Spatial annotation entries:
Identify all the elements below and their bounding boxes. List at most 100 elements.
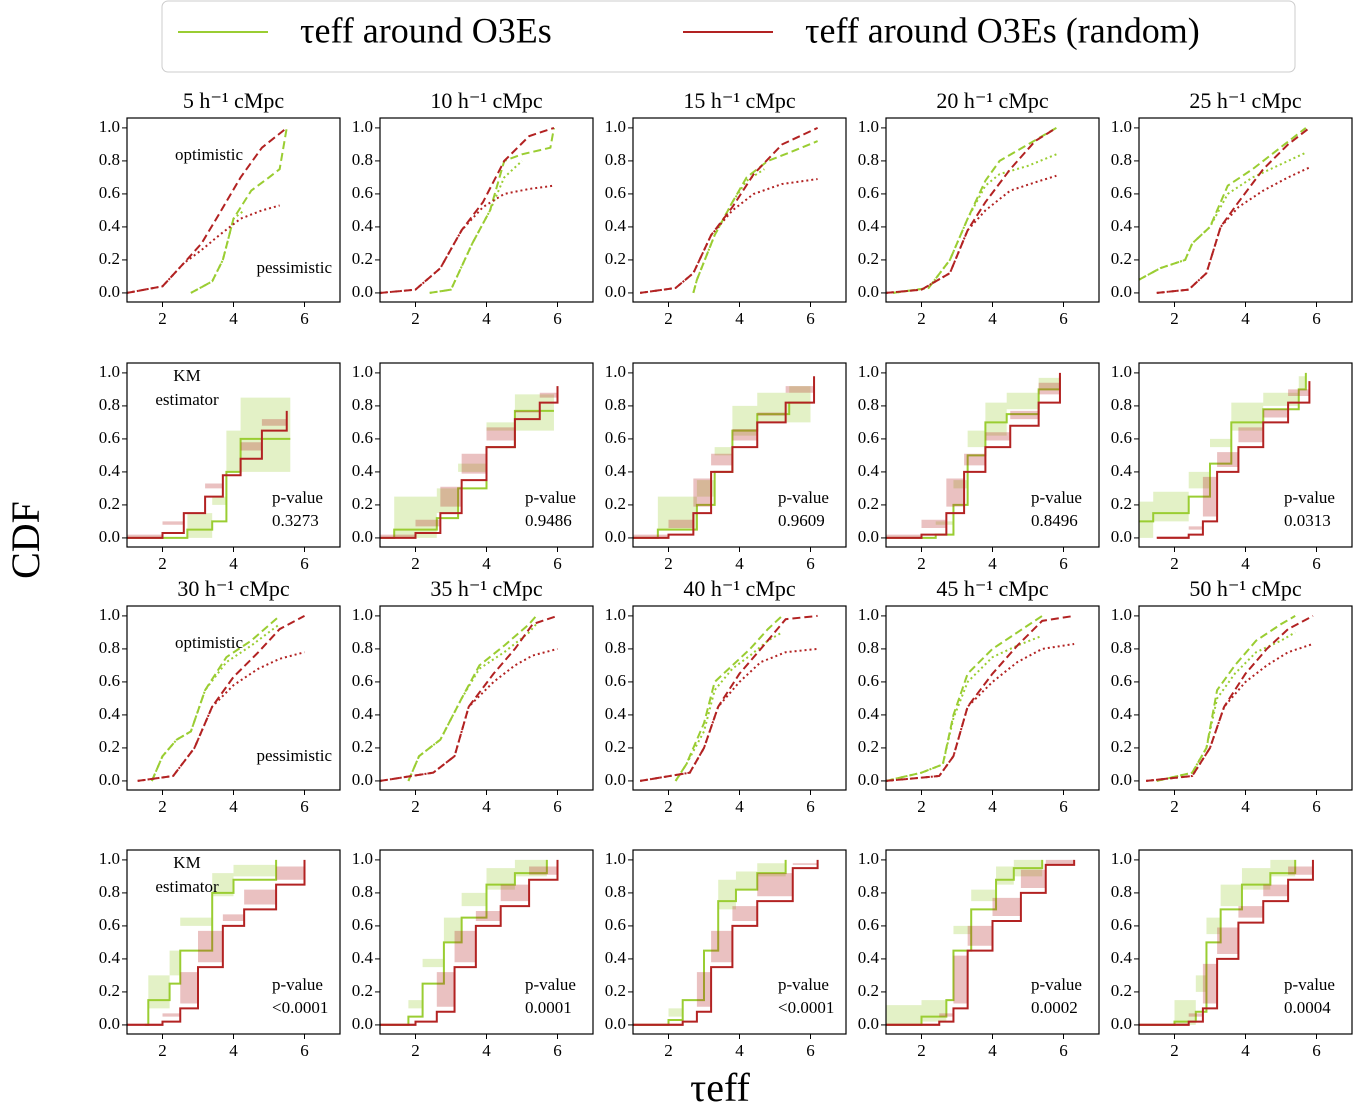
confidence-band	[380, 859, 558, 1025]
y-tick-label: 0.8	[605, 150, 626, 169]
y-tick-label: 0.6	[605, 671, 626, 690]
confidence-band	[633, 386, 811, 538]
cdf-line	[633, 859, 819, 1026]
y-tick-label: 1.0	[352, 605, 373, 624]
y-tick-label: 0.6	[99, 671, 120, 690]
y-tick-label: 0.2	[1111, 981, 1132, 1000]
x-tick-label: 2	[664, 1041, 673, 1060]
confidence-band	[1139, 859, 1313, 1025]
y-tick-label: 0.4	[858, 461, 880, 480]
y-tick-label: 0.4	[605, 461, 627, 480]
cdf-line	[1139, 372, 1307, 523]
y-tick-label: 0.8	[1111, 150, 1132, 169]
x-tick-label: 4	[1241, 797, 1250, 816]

**PROMPT**
Revise the records by putting "uncertainty-band" wherever "confidence-band" appears and keeping everything else the same. Leave the pictures out of your answer.

**RESULT**
Identify all the elements below and their bounding boxes. List at most 100 elements.
uncertainty-band	[380, 859, 558, 1025]
y-tick-label: 0.8	[605, 150, 626, 169]
y-tick-label: 0.6	[605, 671, 626, 690]
uncertainty-band	[633, 386, 811, 538]
cdf-line	[633, 859, 819, 1026]
y-tick-label: 1.0	[352, 605, 373, 624]
y-tick-label: 0.6	[99, 671, 120, 690]
y-tick-label: 0.2	[1111, 981, 1132, 1000]
x-tick-label: 2	[664, 1041, 673, 1060]
uncertainty-band	[1139, 859, 1313, 1025]
y-tick-label: 0.4	[858, 461, 880, 480]
y-tick-label: 0.4	[605, 461, 627, 480]
cdf-line	[1139, 372, 1307, 523]
y-tick-label: 0.8	[1111, 150, 1132, 169]
x-tick-label: 4	[1241, 797, 1250, 816]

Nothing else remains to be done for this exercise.